Task prompt: Transcribe every record that appears below, exactly and in full.

[start of Extracted information]

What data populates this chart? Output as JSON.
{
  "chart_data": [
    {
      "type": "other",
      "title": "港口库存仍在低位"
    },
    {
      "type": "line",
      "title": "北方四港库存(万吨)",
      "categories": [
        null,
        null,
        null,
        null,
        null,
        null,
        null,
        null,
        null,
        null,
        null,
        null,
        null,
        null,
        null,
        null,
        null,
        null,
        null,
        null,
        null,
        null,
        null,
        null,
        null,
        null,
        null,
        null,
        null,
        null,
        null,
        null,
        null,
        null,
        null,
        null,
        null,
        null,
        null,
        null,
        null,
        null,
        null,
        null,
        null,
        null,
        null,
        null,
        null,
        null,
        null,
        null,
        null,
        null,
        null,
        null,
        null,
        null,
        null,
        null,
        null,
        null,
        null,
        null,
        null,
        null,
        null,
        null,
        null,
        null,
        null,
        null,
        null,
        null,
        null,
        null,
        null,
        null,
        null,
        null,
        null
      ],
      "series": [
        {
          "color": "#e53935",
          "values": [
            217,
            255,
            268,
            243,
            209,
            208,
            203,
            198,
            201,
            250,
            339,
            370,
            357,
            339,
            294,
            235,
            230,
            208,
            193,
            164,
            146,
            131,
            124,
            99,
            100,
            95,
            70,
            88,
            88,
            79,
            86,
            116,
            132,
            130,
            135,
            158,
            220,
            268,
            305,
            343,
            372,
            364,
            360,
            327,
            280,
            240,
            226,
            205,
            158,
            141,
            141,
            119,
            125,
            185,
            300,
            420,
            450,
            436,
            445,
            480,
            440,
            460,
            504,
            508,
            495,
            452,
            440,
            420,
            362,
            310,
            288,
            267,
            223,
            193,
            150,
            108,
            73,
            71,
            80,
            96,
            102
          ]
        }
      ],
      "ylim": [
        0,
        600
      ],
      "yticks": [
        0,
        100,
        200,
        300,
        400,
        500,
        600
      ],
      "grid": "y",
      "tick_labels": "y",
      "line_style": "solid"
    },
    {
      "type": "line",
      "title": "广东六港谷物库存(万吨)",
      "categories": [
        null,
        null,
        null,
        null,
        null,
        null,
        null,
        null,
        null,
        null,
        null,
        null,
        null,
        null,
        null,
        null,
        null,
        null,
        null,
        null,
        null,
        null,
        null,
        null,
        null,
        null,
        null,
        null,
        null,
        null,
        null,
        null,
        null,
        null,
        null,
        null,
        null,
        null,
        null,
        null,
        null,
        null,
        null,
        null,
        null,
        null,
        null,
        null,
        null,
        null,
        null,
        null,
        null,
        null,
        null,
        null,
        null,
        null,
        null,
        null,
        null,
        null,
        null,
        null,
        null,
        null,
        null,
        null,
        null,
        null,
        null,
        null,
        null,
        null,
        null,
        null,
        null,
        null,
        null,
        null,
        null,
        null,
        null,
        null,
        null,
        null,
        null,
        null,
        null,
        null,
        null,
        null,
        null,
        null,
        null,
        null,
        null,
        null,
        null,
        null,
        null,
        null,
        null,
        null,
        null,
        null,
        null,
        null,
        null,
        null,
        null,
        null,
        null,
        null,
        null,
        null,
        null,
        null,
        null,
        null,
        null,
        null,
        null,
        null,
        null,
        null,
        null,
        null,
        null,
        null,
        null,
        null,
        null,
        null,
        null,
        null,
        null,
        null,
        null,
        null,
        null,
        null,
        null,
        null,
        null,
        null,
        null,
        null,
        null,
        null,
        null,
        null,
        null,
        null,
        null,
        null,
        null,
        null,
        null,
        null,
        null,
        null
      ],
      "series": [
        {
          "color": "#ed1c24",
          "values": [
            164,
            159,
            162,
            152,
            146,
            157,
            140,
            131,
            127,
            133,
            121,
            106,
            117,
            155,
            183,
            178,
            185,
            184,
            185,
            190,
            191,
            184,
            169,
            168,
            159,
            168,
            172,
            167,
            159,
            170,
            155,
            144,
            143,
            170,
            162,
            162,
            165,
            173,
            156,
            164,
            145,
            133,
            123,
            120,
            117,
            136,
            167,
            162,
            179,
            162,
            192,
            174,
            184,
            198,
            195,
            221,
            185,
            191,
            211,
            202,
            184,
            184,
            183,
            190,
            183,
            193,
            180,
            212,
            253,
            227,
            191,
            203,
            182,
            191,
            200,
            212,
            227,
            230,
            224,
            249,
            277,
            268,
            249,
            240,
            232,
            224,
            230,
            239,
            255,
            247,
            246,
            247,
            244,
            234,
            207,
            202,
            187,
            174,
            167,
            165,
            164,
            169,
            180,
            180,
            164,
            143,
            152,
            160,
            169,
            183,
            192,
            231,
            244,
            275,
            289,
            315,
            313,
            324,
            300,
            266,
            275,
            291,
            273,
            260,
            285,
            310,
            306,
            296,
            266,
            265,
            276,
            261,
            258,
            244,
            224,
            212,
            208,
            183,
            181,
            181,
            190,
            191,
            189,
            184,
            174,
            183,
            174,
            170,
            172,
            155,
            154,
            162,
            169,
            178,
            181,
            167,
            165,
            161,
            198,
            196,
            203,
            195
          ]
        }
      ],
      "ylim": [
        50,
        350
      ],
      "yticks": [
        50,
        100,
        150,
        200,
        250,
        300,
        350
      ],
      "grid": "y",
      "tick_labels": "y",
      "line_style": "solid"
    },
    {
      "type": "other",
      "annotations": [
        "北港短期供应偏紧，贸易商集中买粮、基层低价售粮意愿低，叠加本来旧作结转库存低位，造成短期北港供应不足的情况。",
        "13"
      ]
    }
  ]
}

[end of Extracted information]

Result of the task:
What data populates this chart? Output as JSON.
{
  "chart_data": [
    {
      "type": "other",
      "title": "港口库存仍在低位"
    },
    {
      "type": "line",
      "title": "北方四港库存(万吨)",
      "categories": [
        null,
        null,
        null,
        null,
        null,
        null,
        null,
        null,
        null,
        null,
        null,
        null,
        null,
        null,
        null,
        null,
        null,
        null,
        null,
        null,
        null,
        null,
        null,
        null,
        null,
        null,
        null,
        null,
        null,
        null,
        null,
        null,
        null,
        null,
        null,
        null,
        null,
        null,
        null,
        null,
        null,
        null,
        null,
        null,
        null,
        null,
        null,
        null,
        null,
        null,
        null,
        null,
        null,
        null,
        null,
        null,
        null,
        null,
        null,
        null,
        null,
        null,
        null,
        null,
        null,
        null,
        null,
        null,
        null,
        null,
        null,
        null,
        null,
        null,
        null,
        null,
        null,
        null,
        null,
        null,
        null
      ],
      "series": [
        {
          "color": "#e53935",
          "values": [
            217,
            255,
            268,
            243,
            209,
            208,
            203,
            198,
            201,
            250,
            339,
            370,
            357,
            339,
            294,
            235,
            230,
            208,
            193,
            164,
            146,
            131,
            124,
            99,
            100,
            95,
            70,
            88,
            88,
            79,
            86,
            116,
            132,
            130,
            135,
            158,
            220,
            268,
            305,
            343,
            372,
            364,
            360,
            327,
            280,
            240,
            226,
            205,
            158,
            141,
            141,
            119,
            125,
            185,
            300,
            420,
            450,
            436,
            445,
            480,
            440,
            460,
            504,
            508,
            495,
            452,
            440,
            420,
            362,
            310,
            288,
            267,
            223,
            193,
            150,
            108,
            73,
            71,
            80,
            96,
            102
          ]
        }
      ],
      "ylim": [
        0,
        600
      ],
      "yticks": [
        0,
        100,
        200,
        300,
        400,
        500,
        600
      ],
      "grid": "y",
      "tick_labels": "y",
      "line_style": "solid"
    },
    {
      "type": "line",
      "title": "广东六港谷物库存(万吨)",
      "categories": [
        null,
        null,
        null,
        null,
        null,
        null,
        null,
        null,
        null,
        null,
        null,
        null,
        null,
        null,
        null,
        null,
        null,
        null,
        null,
        null,
        null,
        null,
        null,
        null,
        null,
        null,
        null,
        null,
        null,
        null,
        null,
        null,
        null,
        null,
        null,
        null,
        null,
        null,
        null,
        null,
        null,
        null,
        null,
        null,
        null,
        null,
        null,
        null,
        null,
        null,
        null,
        null,
        null,
        null,
        null,
        null,
        null,
        null,
        null,
        null,
        null,
        null,
        null,
        null,
        null,
        null,
        null,
        null,
        null,
        null,
        null,
        null,
        null,
        null,
        null,
        null,
        null,
        null,
        null,
        null,
        null,
        null,
        null,
        null,
        null,
        null,
        null,
        null,
        null,
        null,
        null,
        null,
        null,
        null,
        null,
        null,
        null,
        null,
        null,
        null,
        null,
        null,
        null,
        null,
        null,
        null,
        null,
        null,
        null,
        null,
        null,
        null,
        null,
        null,
        null,
        null,
        null,
        null,
        null,
        null,
        null,
        null,
        null,
        null,
        null,
        null,
        null,
        null,
        null,
        null,
        null,
        null,
        null,
        null,
        null,
        null,
        null,
        null,
        null,
        null,
        null,
        null,
        null,
        null,
        null,
        null,
        null,
        null,
        null,
        null,
        null,
        null,
        null,
        null,
        null,
        null,
        null,
        null,
        null,
        null,
        null,
        null
      ],
      "series": [
        {
          "color": "#ed1c24",
          "values": [
            164,
            159,
            162,
            152,
            146,
            157,
            140,
            131,
            127,
            133,
            121,
            106,
            117,
            155,
            183,
            178,
            185,
            184,
            185,
            190,
            191,
            184,
            169,
            168,
            159,
            168,
            172,
            167,
            159,
            170,
            155,
            144,
            143,
            170,
            162,
            162,
            165,
            173,
            156,
            164,
            145,
            133,
            123,
            120,
            117,
            136,
            167,
            162,
            179,
            162,
            192,
            174,
            184,
            198,
            195,
            221,
            185,
            191,
            211,
            202,
            184,
            184,
            183,
            190,
            183,
            193,
            180,
            212,
            253,
            227,
            191,
            203,
            182,
            191,
            200,
            212,
            227,
            230,
            224,
            249,
            277,
            268,
            249,
            240,
            232,
            224,
            230,
            239,
            255,
            247,
            246,
            247,
            244,
            234,
            207,
            202,
            187,
            174,
            167,
            165,
            164,
            169,
            180,
            180,
            164,
            143,
            152,
            160,
            169,
            183,
            192,
            231,
            244,
            275,
            289,
            315,
            313,
            324,
            300,
            266,
            275,
            291,
            273,
            260,
            285,
            310,
            306,
            296,
            266,
            265,
            276,
            261,
            258,
            244,
            224,
            212,
            208,
            183,
            181,
            181,
            190,
            191,
            189,
            184,
            174,
            183,
            174,
            170,
            172,
            155,
            154,
            162,
            169,
            178,
            181,
            167,
            165,
            161,
            198,
            196,
            203,
            195
          ]
        }
      ],
      "ylim": [
        50,
        350
      ],
      "yticks": [
        50,
        100,
        150,
        200,
        250,
        300,
        350
      ],
      "grid": "y",
      "tick_labels": "y",
      "line_style": "solid"
    },
    {
      "type": "other",
      "annotations": [
        "北港短期供应偏紧，贸易商集中买粮、基层低价售粮意愿低，叠加本来旧作结转库存低位，造成短期北港供应不足的情况。",
        "13"
      ]
    }
  ]
}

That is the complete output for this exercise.